## Exercise aim
Go through the listing and copy every line word for word.

## Working data

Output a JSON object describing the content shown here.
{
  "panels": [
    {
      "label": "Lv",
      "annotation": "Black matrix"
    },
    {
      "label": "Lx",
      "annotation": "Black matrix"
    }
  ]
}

## The response
Output a JSON object describing the content shown here.
{
  "panels": [
    {
      "label": "Lv",
      "annotation": "Black matrix"
    },
    {
      "label": "Lx",
      "annotation": "Black matrix"
    }
  ]
}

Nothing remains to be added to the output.